**DESCRIPTION OF THE TASK**.
Leave out the images; return the rest of the data exactly.

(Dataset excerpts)
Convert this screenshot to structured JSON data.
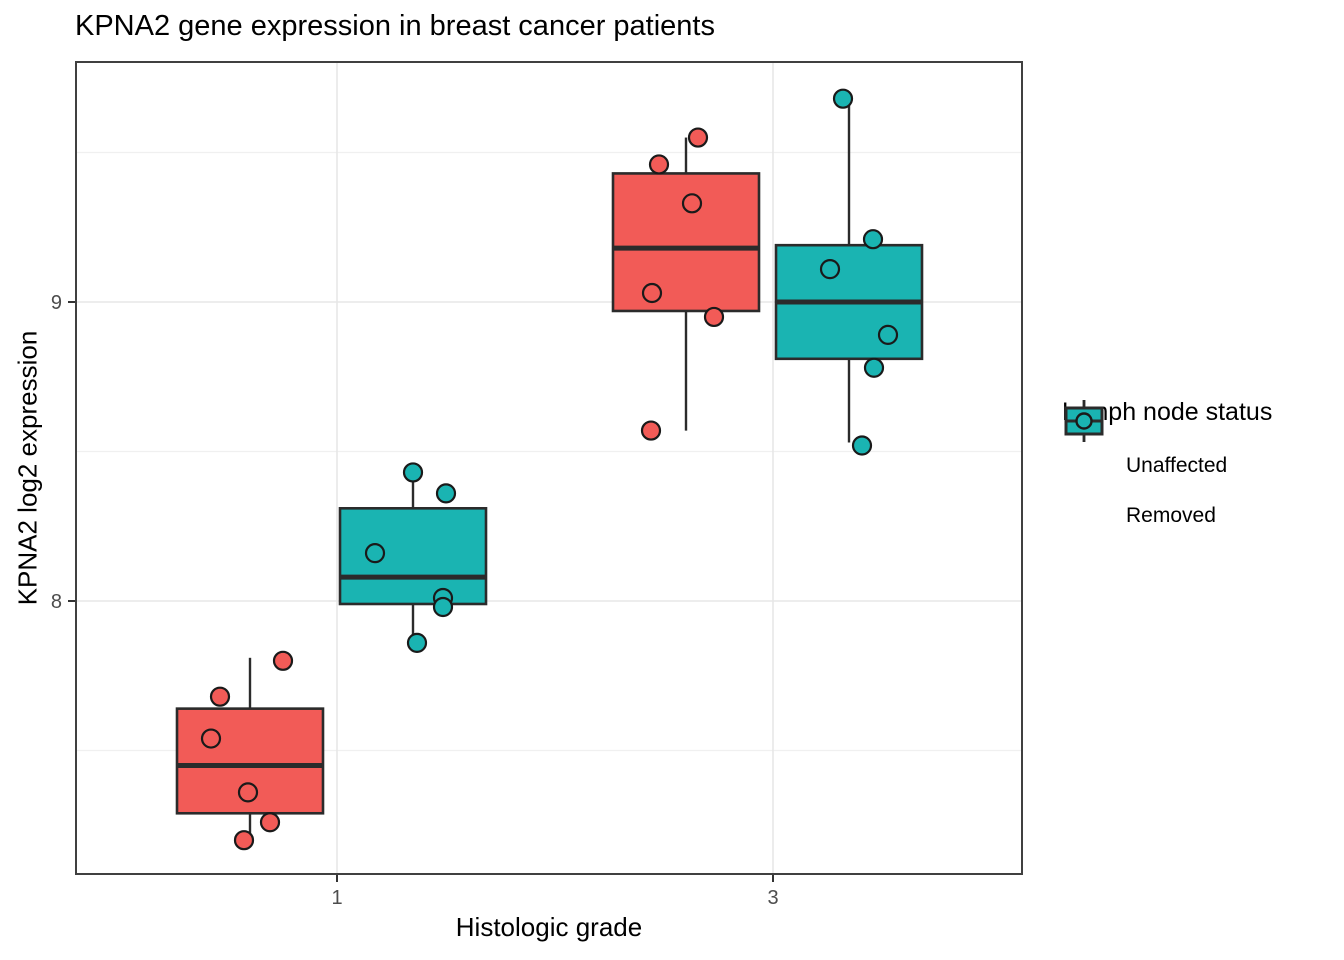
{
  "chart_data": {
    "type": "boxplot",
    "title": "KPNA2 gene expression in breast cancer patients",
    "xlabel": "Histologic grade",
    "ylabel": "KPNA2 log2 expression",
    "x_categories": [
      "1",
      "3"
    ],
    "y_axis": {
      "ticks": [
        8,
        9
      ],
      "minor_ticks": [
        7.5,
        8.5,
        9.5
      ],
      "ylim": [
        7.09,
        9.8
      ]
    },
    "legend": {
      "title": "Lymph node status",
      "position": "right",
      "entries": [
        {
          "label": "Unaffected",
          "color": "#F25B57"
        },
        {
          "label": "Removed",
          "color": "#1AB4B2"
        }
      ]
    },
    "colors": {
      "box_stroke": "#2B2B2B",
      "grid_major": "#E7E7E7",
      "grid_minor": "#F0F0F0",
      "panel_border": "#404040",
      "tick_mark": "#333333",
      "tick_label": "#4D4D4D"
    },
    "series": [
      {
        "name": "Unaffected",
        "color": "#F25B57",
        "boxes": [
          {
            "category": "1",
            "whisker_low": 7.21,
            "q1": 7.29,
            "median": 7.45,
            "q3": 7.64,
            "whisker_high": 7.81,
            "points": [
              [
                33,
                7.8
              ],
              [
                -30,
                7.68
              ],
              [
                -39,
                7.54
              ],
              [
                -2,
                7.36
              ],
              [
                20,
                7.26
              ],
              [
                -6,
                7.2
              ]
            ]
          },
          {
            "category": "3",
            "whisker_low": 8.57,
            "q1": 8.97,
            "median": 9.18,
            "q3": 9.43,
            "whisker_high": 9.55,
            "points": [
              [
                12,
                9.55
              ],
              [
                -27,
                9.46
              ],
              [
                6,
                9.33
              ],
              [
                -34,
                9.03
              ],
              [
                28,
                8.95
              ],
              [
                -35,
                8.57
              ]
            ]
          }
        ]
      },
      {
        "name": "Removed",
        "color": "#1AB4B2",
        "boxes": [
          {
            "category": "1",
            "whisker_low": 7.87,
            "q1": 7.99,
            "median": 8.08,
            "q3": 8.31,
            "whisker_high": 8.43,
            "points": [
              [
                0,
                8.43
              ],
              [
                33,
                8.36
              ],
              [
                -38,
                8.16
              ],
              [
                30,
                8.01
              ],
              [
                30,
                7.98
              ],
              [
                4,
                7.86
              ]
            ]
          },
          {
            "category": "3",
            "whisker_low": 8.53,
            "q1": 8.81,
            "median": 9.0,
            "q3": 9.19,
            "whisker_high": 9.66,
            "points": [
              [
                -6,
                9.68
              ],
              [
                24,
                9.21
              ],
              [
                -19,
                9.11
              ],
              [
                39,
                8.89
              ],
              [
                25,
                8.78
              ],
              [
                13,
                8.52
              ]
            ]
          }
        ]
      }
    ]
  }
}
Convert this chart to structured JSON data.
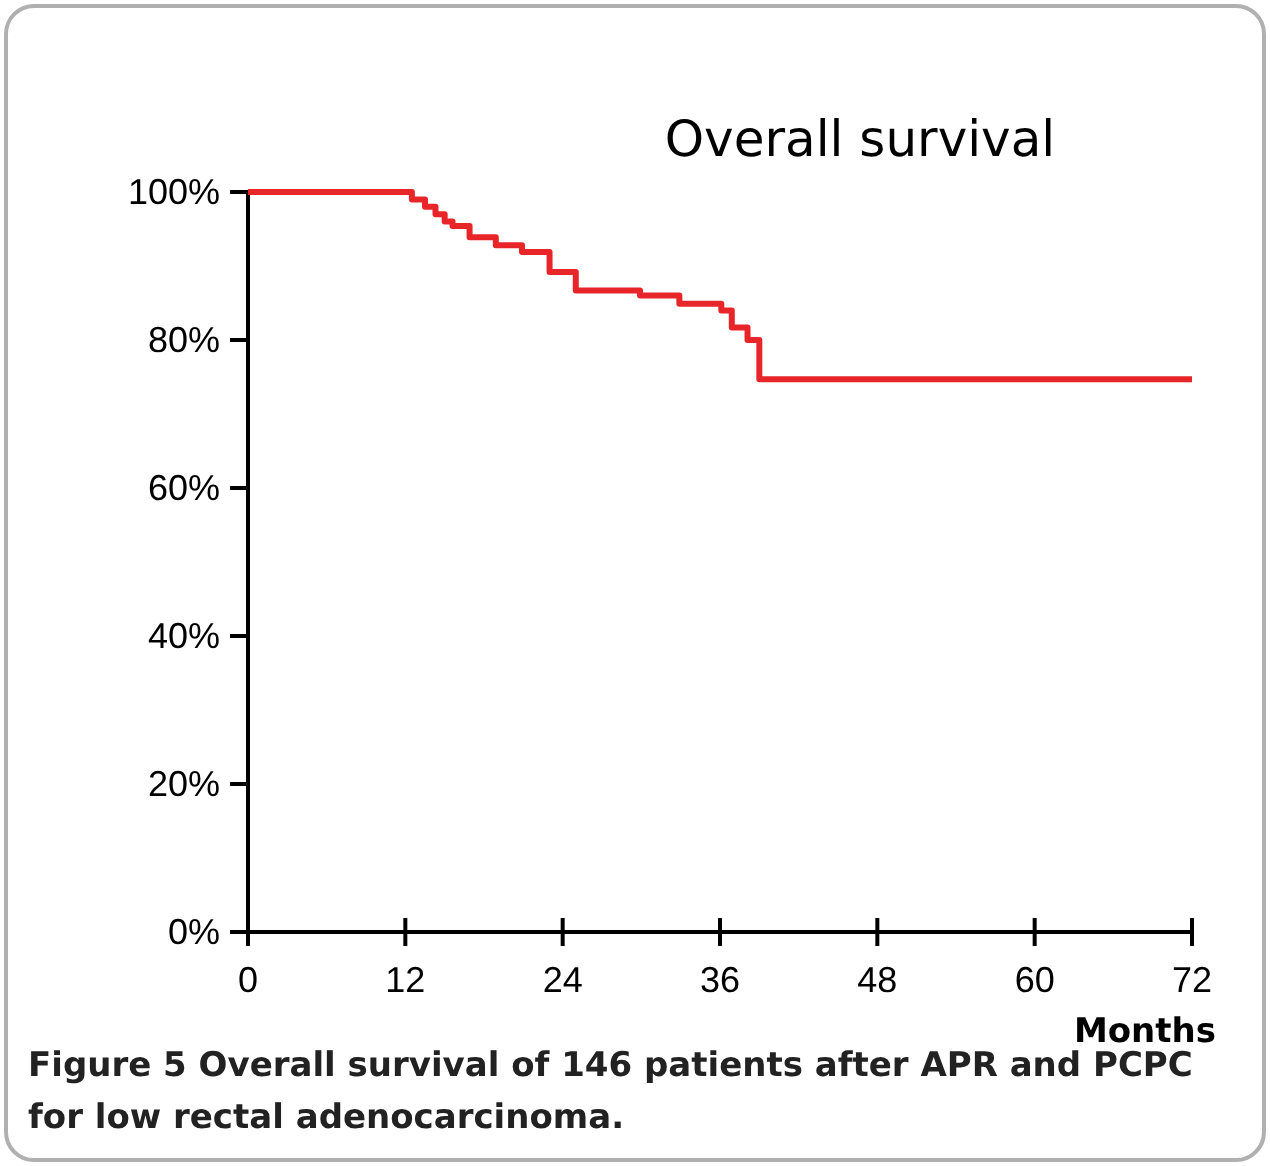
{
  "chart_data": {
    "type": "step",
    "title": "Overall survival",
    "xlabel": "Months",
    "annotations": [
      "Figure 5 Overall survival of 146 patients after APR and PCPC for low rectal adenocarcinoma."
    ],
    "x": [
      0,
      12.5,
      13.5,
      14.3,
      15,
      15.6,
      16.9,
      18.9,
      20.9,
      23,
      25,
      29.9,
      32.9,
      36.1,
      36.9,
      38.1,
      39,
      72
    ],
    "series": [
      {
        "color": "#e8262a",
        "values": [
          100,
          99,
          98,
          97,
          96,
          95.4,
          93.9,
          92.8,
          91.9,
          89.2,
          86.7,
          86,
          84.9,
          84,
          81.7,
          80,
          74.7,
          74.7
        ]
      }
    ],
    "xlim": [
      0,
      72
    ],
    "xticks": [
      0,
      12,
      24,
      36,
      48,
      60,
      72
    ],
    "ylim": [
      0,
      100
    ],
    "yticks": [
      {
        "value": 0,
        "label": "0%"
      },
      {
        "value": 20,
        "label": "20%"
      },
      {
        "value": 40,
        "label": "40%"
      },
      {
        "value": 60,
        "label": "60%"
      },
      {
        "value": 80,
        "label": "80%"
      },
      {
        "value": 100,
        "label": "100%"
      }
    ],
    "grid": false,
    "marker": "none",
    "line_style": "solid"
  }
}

**OUTPUT OF THE TASK**.
Convert this screenshot to structured JSON data.
{
  "chart_data": {
    "type": "boxplot",
    "title": "KPNA2 gene expression in breast cancer patients",
    "xlabel": "Histologic grade",
    "ylabel": "KPNA2 log2 expression",
    "x_categories": [
      "1",
      "3"
    ],
    "y_axis": {
      "ticks": [
        8,
        9
      ],
      "minor_ticks": [
        7.5,
        8.5,
        9.5
      ],
      "ylim": [
        7.09,
        9.8
      ]
    },
    "legend": {
      "title": "Lymph node status",
      "position": "right",
      "entries": [
        {
          "label": "Unaffected",
          "color": "#F25B57"
        },
        {
          "label": "Removed",
          "color": "#1AB4B2"
        }
      ]
    },
    "colors": {
      "box_stroke": "#2B2B2B",
      "grid_major": "#E7E7E7",
      "grid_minor": "#F0F0F0",
      "panel_border": "#404040",
      "tick_mark": "#333333",
      "tick_label": "#4D4D4D"
    },
    "series": [
      {
        "name": "Unaffected",
        "color": "#F25B57",
        "boxes": [
          {
            "category": "1",
            "whisker_low": 7.21,
            "q1": 7.29,
            "median": 7.45,
            "q3": 7.64,
            "whisker_high": 7.81,
            "points": [
              [
                33,
                7.8
              ],
              [
                -30,
                7.68
              ],
              [
                -39,
                7.54
              ],
              [
                -2,
                7.36
              ],
              [
                20,
                7.26
              ],
              [
                -6,
                7.2
              ]
            ]
          },
          {
            "category": "3",
            "whisker_low": 8.57,
            "q1": 8.97,
            "median": 9.18,
            "q3": 9.43,
            "whisker_high": 9.55,
            "points": [
              [
                12,
                9.55
              ],
              [
                -27,
                9.46
              ],
              [
                6,
                9.33
              ],
              [
                -34,
                9.03
              ],
              [
                28,
                8.95
              ],
              [
                -35,
                8.57
              ]
            ]
          }
        ]
      },
      {
        "name": "Removed",
        "color": "#1AB4B2",
        "boxes": [
          {
            "category": "1",
            "whisker_low": 7.87,
            "q1": 7.99,
            "median": 8.08,
            "q3": 8.31,
            "whisker_high": 8.43,
            "points": [
              [
                0,
                8.43
              ],
              [
                33,
                8.36
              ],
              [
                -38,
                8.16
              ],
              [
                30,
                8.01
              ],
              [
                30,
                7.98
              ],
              [
                4,
                7.86
              ]
            ]
          },
          {
            "category": "3",
            "whisker_low": 8.53,
            "q1": 8.81,
            "median": 9.0,
            "q3": 9.19,
            "whisker_high": 9.66,
            "points": [
              [
                -6,
                9.68
              ],
              [
                24,
                9.21
              ],
              [
                -19,
                9.11
              ],
              [
                39,
                8.89
              ],
              [
                25,
                8.78
              ],
              [
                13,
                8.52
              ]
            ]
          }
        ]
      }
    ]
  }
}
Convert this chart to structured JSON data.
{
  "chart_data": {
    "type": "step",
    "title": "Overall survival",
    "xlabel": "Months",
    "annotations": [
      "Figure 5 Overall survival of 146 patients after APR and PCPC for low rectal adenocarcinoma."
    ],
    "x": [
      0,
      12.5,
      13.5,
      14.3,
      15,
      15.6,
      16.9,
      18.9,
      20.9,
      23,
      25,
      29.9,
      32.9,
      36.1,
      36.9,
      38.1,
      39,
      72
    ],
    "series": [
      {
        "color": "#e8262a",
        "values": [
          100,
          99,
          98,
          97,
          96,
          95.4,
          93.9,
          92.8,
          91.9,
          89.2,
          86.7,
          86,
          84.9,
          84,
          81.7,
          80,
          74.7,
          74.7
        ]
      }
    ],
    "xlim": [
      0,
      72
    ],
    "xticks": [
      0,
      12,
      24,
      36,
      48,
      60,
      72
    ],
    "ylim": [
      0,
      100
    ],
    "yticks": [
      {
        "value": 0,
        "label": "0%"
      },
      {
        "value": 20,
        "label": "20%"
      },
      {
        "value": 40,
        "label": "40%"
      },
      {
        "value": 60,
        "label": "60%"
      },
      {
        "value": 80,
        "label": "80%"
      },
      {
        "value": 100,
        "label": "100%"
      }
    ],
    "grid": false,
    "marker": "none",
    "line_style": "solid"
  }
}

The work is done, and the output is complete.